Search the records for the word "ylabel" and pick out every line that has it.

BEGIN ENTRIES SUPPLIED

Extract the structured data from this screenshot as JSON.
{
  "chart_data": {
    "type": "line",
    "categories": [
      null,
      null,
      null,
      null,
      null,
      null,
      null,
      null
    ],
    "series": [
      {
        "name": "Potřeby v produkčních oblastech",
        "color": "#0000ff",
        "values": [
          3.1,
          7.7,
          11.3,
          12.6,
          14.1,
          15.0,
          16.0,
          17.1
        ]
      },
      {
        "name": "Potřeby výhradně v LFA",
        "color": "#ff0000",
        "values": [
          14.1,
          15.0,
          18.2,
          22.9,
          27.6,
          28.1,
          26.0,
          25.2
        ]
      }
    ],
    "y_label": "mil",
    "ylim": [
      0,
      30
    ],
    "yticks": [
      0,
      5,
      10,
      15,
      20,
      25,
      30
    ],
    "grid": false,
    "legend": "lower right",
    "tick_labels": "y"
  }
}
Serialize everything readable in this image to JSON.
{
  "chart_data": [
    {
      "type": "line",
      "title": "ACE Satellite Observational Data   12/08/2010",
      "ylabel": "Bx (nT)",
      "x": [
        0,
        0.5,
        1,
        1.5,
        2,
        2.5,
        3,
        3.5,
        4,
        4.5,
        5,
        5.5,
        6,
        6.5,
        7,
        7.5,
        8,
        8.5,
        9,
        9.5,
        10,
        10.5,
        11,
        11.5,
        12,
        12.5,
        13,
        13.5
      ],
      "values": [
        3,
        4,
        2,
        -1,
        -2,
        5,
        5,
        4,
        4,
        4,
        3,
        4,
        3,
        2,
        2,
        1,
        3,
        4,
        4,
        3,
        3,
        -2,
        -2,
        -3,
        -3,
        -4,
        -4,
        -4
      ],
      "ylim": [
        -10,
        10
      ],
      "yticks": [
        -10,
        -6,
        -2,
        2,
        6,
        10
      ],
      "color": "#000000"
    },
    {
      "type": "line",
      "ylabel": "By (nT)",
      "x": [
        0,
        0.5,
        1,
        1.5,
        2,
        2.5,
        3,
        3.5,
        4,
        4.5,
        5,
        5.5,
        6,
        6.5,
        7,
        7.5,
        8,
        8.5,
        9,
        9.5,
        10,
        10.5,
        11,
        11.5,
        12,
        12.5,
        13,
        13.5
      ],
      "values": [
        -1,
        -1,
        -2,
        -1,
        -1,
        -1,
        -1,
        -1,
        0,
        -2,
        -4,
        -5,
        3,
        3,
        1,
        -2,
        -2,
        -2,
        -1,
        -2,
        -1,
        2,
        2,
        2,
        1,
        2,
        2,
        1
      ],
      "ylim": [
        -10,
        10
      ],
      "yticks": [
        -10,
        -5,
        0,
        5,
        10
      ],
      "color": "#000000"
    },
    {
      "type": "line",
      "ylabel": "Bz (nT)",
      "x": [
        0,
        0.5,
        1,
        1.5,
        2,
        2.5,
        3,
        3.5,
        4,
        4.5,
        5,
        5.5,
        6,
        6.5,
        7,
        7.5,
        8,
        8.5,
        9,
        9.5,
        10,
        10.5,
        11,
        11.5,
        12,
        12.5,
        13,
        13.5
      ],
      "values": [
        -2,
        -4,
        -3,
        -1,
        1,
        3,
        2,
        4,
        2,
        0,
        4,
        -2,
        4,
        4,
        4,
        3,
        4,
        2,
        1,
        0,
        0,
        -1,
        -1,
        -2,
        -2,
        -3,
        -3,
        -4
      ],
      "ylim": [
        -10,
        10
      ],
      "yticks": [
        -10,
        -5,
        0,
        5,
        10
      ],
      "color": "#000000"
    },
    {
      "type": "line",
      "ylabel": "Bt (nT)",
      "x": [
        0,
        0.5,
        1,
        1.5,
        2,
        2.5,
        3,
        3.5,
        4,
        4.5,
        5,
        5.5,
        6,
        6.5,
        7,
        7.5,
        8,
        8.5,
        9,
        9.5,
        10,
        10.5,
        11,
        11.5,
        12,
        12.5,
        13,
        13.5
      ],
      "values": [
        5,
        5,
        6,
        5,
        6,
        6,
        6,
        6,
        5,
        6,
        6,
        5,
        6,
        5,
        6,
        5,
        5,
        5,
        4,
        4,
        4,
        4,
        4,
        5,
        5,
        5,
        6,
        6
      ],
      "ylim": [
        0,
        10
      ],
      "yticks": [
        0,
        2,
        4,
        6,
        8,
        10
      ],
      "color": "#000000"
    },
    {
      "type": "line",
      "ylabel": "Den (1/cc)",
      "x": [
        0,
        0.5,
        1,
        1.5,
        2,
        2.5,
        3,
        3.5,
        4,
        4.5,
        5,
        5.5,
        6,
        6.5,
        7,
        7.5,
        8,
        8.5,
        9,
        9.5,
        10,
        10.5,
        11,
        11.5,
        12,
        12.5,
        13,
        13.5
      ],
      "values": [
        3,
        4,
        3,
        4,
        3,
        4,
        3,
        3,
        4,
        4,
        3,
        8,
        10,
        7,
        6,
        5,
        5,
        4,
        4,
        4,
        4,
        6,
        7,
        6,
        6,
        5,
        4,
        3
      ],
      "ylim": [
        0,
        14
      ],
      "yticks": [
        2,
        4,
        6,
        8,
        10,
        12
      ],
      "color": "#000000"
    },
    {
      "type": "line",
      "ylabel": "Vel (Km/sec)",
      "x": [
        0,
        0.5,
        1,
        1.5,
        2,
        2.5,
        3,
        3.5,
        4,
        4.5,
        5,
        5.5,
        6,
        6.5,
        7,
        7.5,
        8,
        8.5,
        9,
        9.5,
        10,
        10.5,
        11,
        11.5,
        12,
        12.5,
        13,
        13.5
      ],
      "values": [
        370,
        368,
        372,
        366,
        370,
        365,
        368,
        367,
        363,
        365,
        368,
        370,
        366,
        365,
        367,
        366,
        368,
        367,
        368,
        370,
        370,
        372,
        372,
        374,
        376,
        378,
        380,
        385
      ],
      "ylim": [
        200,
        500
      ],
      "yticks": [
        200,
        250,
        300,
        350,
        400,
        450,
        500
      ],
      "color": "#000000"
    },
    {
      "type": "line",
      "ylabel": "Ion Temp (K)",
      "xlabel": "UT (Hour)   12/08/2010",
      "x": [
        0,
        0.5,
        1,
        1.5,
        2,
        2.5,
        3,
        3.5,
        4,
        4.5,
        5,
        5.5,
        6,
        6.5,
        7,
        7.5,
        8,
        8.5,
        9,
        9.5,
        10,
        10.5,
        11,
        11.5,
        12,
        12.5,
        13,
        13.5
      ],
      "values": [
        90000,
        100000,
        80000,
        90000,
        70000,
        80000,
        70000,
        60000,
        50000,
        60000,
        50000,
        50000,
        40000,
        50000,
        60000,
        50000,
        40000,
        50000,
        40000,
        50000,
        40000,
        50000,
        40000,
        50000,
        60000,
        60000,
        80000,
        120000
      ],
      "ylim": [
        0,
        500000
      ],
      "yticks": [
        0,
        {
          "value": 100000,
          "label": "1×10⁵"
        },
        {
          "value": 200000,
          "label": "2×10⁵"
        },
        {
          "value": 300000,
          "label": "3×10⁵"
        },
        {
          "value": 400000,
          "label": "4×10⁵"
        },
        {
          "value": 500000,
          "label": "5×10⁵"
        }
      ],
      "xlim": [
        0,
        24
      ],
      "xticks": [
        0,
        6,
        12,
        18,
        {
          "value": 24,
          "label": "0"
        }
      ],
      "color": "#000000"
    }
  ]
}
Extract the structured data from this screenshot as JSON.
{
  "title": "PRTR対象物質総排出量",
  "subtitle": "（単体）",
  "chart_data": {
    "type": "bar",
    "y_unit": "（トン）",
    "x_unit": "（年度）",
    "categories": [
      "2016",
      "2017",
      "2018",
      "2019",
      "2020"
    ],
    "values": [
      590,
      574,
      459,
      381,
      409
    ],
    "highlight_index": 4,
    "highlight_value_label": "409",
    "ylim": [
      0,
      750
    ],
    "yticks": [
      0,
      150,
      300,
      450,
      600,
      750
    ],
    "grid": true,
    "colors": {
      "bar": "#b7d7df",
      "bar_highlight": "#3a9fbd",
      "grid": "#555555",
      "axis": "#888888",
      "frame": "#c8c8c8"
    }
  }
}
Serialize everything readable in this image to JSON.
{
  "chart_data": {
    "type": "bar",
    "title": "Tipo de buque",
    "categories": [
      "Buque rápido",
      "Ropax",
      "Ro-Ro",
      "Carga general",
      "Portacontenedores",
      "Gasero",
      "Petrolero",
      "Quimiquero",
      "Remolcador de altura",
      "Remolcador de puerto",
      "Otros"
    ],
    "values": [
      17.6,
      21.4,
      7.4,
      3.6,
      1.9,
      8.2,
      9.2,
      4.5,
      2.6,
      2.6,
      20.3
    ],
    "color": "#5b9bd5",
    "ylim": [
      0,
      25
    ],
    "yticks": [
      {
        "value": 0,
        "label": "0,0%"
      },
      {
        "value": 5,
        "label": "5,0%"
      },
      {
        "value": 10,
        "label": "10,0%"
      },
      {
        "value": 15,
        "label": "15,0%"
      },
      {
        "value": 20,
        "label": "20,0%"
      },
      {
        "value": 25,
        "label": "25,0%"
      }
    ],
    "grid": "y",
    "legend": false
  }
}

END ENTRIES SUPPLIED

(COMPLETE OUTPUT)
      "ylabel": "Bx (nT)",
      "ylabel": "By (nT)",
      "ylabel": "Bz (nT)",
      "ylabel": "Bt (nT)",
      "ylabel": "Den (1/cc)",
      "ylabel": "Vel (Km/sec)",
      "ylabel": "Ion Temp (K)",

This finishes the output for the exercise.